» PROVIDED RECORDS
*****

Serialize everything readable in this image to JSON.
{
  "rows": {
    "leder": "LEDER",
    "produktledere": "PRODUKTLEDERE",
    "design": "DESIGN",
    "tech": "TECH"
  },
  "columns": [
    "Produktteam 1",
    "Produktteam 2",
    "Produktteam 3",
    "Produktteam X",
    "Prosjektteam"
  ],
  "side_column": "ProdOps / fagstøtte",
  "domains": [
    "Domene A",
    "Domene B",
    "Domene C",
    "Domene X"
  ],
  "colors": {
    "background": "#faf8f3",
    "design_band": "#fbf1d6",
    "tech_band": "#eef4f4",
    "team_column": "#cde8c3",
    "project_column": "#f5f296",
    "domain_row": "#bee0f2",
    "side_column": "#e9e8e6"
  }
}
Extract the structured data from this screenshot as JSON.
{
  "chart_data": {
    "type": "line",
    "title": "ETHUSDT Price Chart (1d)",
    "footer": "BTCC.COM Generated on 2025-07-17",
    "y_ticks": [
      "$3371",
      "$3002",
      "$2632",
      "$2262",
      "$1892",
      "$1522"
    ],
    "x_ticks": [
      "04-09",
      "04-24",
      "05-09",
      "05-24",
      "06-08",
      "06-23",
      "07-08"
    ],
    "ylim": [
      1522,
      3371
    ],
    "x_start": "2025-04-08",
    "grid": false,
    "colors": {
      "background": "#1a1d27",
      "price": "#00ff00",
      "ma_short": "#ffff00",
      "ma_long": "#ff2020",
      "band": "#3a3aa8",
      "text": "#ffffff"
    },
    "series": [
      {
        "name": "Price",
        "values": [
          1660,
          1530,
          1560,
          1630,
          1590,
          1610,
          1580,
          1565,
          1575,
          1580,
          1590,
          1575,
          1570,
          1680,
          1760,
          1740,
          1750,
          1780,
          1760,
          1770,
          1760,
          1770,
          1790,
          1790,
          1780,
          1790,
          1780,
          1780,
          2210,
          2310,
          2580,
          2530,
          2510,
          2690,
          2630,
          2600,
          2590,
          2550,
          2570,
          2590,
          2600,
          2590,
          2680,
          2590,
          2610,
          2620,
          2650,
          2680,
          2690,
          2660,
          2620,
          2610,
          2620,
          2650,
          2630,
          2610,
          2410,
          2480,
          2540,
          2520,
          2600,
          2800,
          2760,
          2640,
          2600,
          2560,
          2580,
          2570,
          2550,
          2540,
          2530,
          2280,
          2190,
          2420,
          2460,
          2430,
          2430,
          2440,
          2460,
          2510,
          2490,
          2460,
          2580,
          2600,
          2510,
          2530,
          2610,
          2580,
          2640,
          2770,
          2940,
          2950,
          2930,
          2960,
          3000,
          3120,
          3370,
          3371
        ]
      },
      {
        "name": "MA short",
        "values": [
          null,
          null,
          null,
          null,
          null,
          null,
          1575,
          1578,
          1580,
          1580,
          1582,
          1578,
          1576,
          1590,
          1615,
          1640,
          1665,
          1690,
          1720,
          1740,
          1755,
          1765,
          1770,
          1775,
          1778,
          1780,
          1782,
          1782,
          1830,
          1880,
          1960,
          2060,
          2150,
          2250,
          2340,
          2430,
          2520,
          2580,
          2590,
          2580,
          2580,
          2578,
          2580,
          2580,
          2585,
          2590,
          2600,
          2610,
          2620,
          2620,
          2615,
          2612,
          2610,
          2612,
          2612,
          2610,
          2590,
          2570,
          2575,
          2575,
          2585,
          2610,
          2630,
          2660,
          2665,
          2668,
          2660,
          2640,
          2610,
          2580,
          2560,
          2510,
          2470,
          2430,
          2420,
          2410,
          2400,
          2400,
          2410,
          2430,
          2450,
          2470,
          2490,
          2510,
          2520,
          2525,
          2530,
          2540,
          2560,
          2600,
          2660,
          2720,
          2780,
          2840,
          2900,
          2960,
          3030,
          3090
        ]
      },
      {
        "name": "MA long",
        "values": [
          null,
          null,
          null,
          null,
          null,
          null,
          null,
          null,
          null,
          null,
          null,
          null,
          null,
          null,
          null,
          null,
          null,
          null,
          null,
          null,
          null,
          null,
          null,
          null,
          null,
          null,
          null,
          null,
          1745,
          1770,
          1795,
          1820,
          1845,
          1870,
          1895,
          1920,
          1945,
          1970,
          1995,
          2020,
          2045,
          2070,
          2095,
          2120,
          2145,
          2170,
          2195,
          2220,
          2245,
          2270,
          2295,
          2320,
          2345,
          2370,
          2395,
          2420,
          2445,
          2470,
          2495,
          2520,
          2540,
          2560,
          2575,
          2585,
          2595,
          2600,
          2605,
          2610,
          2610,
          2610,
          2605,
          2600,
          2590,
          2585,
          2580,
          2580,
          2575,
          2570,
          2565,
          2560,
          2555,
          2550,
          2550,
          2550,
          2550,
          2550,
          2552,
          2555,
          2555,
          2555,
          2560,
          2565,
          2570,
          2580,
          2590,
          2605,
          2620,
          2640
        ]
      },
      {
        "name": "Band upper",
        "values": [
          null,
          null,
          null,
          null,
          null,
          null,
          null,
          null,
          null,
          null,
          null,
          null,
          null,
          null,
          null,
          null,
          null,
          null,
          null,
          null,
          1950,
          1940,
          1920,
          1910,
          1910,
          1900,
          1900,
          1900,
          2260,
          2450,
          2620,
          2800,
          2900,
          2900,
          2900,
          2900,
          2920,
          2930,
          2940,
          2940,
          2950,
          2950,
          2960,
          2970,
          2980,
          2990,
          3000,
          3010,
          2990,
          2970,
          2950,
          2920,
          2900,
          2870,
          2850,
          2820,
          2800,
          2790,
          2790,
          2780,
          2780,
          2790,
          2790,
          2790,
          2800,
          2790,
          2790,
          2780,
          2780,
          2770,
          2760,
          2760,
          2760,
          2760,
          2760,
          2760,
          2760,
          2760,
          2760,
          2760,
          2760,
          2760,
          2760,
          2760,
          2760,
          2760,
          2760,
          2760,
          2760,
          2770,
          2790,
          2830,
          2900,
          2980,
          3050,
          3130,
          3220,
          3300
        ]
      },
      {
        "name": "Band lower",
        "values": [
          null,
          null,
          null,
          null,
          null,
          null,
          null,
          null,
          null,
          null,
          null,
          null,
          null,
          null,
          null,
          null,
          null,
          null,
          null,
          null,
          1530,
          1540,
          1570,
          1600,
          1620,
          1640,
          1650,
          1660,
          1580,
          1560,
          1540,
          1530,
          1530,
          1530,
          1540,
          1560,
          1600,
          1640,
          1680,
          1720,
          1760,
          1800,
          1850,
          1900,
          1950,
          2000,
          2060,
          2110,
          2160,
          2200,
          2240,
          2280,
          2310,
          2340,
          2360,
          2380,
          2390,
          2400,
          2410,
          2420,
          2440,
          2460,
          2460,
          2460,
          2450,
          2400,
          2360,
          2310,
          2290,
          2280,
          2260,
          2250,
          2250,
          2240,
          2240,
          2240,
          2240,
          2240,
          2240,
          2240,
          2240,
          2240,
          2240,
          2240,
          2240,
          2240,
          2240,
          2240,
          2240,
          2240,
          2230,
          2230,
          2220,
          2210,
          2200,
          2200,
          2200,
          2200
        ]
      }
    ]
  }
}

*****

» WORK TO COMPLETE
Copy each record from above exactly, and include every line.

» ANSWER TO THIS PROBLEM
Serialize everything readable in this image to JSON.
{
  "rows": {
    "leder": "LEDER",
    "produktledere": "PRODUKTLEDERE",
    "design": "DESIGN",
    "tech": "TECH"
  },
  "columns": [
    "Produktteam 1",
    "Produktteam 2",
    "Produktteam 3",
    "Produktteam X",
    "Prosjektteam"
  ],
  "side_column": "ProdOps / fagstøtte",
  "domains": [
    "Domene A",
    "Domene B",
    "Domene C",
    "Domene X"
  ],
  "colors": {
    "background": "#faf8f3",
    "design_band": "#fbf1d6",
    "tech_band": "#eef4f4",
    "team_column": "#cde8c3",
    "project_column": "#f5f296",
    "domain_row": "#bee0f2",
    "side_column": "#e9e8e6"
  }
}
Extract the structured data from this screenshot as JSON.
{
  "chart_data": {
    "type": "line",
    "title": "ETHUSDT Price Chart (1d)",
    "footer": "BTCC.COM Generated on 2025-07-17",
    "y_ticks": [
      "$3371",
      "$3002",
      "$2632",
      "$2262",
      "$1892",
      "$1522"
    ],
    "x_ticks": [
      "04-09",
      "04-24",
      "05-09",
      "05-24",
      "06-08",
      "06-23",
      "07-08"
    ],
    "ylim": [
      1522,
      3371
    ],
    "x_start": "2025-04-08",
    "grid": false,
    "colors": {
      "background": "#1a1d27",
      "price": "#00ff00",
      "ma_short": "#ffff00",
      "ma_long": "#ff2020",
      "band": "#3a3aa8",
      "text": "#ffffff"
    },
    "series": [
      {
        "name": "Price",
        "values": [
          1660,
          1530,
          1560,
          1630,
          1590,
          1610,
          1580,
          1565,
          1575,
          1580,
          1590,
          1575,
          1570,
          1680,
          1760,
          1740,
          1750,
          1780,
          1760,
          1770,
          1760,
          1770,
          1790,
          1790,
          1780,
          1790,
          1780,
          1780,
          2210,
          2310,
          2580,
          2530,
          2510,
          2690,
          2630,
          2600,
          2590,
          2550,
          2570,
          2590,
          2600,
          2590,
          2680,
          2590,
          2610,
          2620,
          2650,
          2680,
          2690,
          2660,
          2620,
          2610,
          2620,
          2650,
          2630,
          2610,
          2410,
          2480,
          2540,
          2520,
          2600,
          2800,
          2760,
          2640,
          2600,
          2560,
          2580,
          2570,
          2550,
          2540,
          2530,
          2280,
          2190,
          2420,
          2460,
          2430,
          2430,
          2440,
          2460,
          2510,
          2490,
          2460,
          2580,
          2600,
          2510,
          2530,
          2610,
          2580,
          2640,
          2770,
          2940,
          2950,
          2930,
          2960,
          3000,
          3120,
          3370,
          3371
        ]
      },
      {
        "name": "MA short",
        "values": [
          null,
          null,
          null,
          null,
          null,
          null,
          1575,
          1578,
          1580,
          1580,
          1582,
          1578,
          1576,
          1590,
          1615,
          1640,
          1665,
          1690,
          1720,
          1740,
          1755,
          1765,
          1770,
          1775,
          1778,
          1780,
          1782,
          1782,
          1830,
          1880,
          1960,
          2060,
          2150,
          2250,
          2340,
          2430,
          2520,
          2580,
          2590,
          2580,
          2580,
          2578,
          2580,
          2580,
          2585,
          2590,
          2600,
          2610,
          2620,
          2620,
          2615,
          2612,
          2610,
          2612,
          2612,
          2610,
          2590,
          2570,
          2575,
          2575,
          2585,
          2610,
          2630,
          2660,
          2665,
          2668,
          2660,
          2640,
          2610,
          2580,
          2560,
          2510,
          2470,
          2430,
          2420,
          2410,
          2400,
          2400,
          2410,
          2430,
          2450,
          2470,
          2490,
          2510,
          2520,
          2525,
          2530,
          2540,
          2560,
          2600,
          2660,
          2720,
          2780,
          2840,
          2900,
          2960,
          3030,
          3090
        ]
      },
      {
        "name": "MA long",
        "values": [
          null,
          null,
          null,
          null,
          null,
          null,
          null,
          null,
          null,
          null,
          null,
          null,
          null,
          null,
          null,
          null,
          null,
          null,
          null,
          null,
          null,
          null,
          null,
          null,
          null,
          null,
          null,
          null,
          1745,
          1770,
          1795,
          1820,
          1845,
          1870,
          1895,
          1920,
          1945,
          1970,
          1995,
          2020,
          2045,
          2070,
          2095,
          2120,
          2145,
          2170,
          2195,
          2220,
          2245,
          2270,
          2295,
          2320,
          2345,
          2370,
          2395,
          2420,
          2445,
          2470,
          2495,
          2520,
          2540,
          2560,
          2575,
          2585,
          2595,
          2600,
          2605,
          2610,
          2610,
          2610,
          2605,
          2600,
          2590,
          2585,
          2580,
          2580,
          2575,
          2570,
          2565,
          2560,
          2555,
          2550,
          2550,
          2550,
          2550,
          2550,
          2552,
          2555,
          2555,
          2555,
          2560,
          2565,
          2570,
          2580,
          2590,
          2605,
          2620,
          2640
        ]
      },
      {
        "name": "Band upper",
        "values": [
          null,
          null,
          null,
          null,
          null,
          null,
          null,
          null,
          null,
          null,
          null,
          null,
          null,
          null,
          null,
          null,
          null,
          null,
          null,
          null,
          1950,
          1940,
          1920,
          1910,
          1910,
          1900,
          1900,
          1900,
          2260,
          2450,
          2620,
          2800,
          2900,
          2900,
          2900,
          2900,
          2920,
          2930,
          2940,
          2940,
          2950,
          2950,
          2960,
          2970,
          2980,
          2990,
          3000,
          3010,
          2990,
          2970,
          2950,
          2920,
          2900,
          2870,
          2850,
          2820,
          2800,
          2790,
          2790,
          2780,
          2780,
          2790,
          2790,
          2790,
          2800,
          2790,
          2790,
          2780,
          2780,
          2770,
          2760,
          2760,
          2760,
          2760,
          2760,
          2760,
          2760,
          2760,
          2760,
          2760,
          2760,
          2760,
          2760,
          2760,
          2760,
          2760,
          2760,
          2760,
          2760,
          2770,
          2790,
          2830,
          2900,
          2980,
          3050,
          3130,
          3220,
          3300
        ]
      },
      {
        "name": "Band lower",
        "values": [
          null,
          null,
          null,
          null,
          null,
          null,
          null,
          null,
          null,
          null,
          null,
          null,
          null,
          null,
          null,
          null,
          null,
          null,
          null,
          null,
          1530,
          1540,
          1570,
          1600,
          1620,
          1640,
          1650,
          1660,
          1580,
          1560,
          1540,
          1530,
          1530,
          1530,
          1540,
          1560,
          1600,
          1640,
          1680,
          1720,
          1760,
          1800,
          1850,
          1900,
          1950,
          2000,
          2060,
          2110,
          2160,
          2200,
          2240,
          2280,
          2310,
          2340,
          2360,
          2380,
          2390,
          2400,
          2410,
          2420,
          2440,
          2460,
          2460,
          2460,
          2450,
          2400,
          2360,
          2310,
          2290,
          2280,
          2260,
          2250,
          2250,
          2240,
          2240,
          2240,
          2240,
          2240,
          2240,
          2240,
          2240,
          2240,
          2240,
          2240,
          2240,
          2240,
          2240,
          2240,
          2240,
          2240,
          2230,
          2230,
          2220,
          2210,
          2200,
          2200,
          2200,
          2200
        ]
      }
    ]
  }
}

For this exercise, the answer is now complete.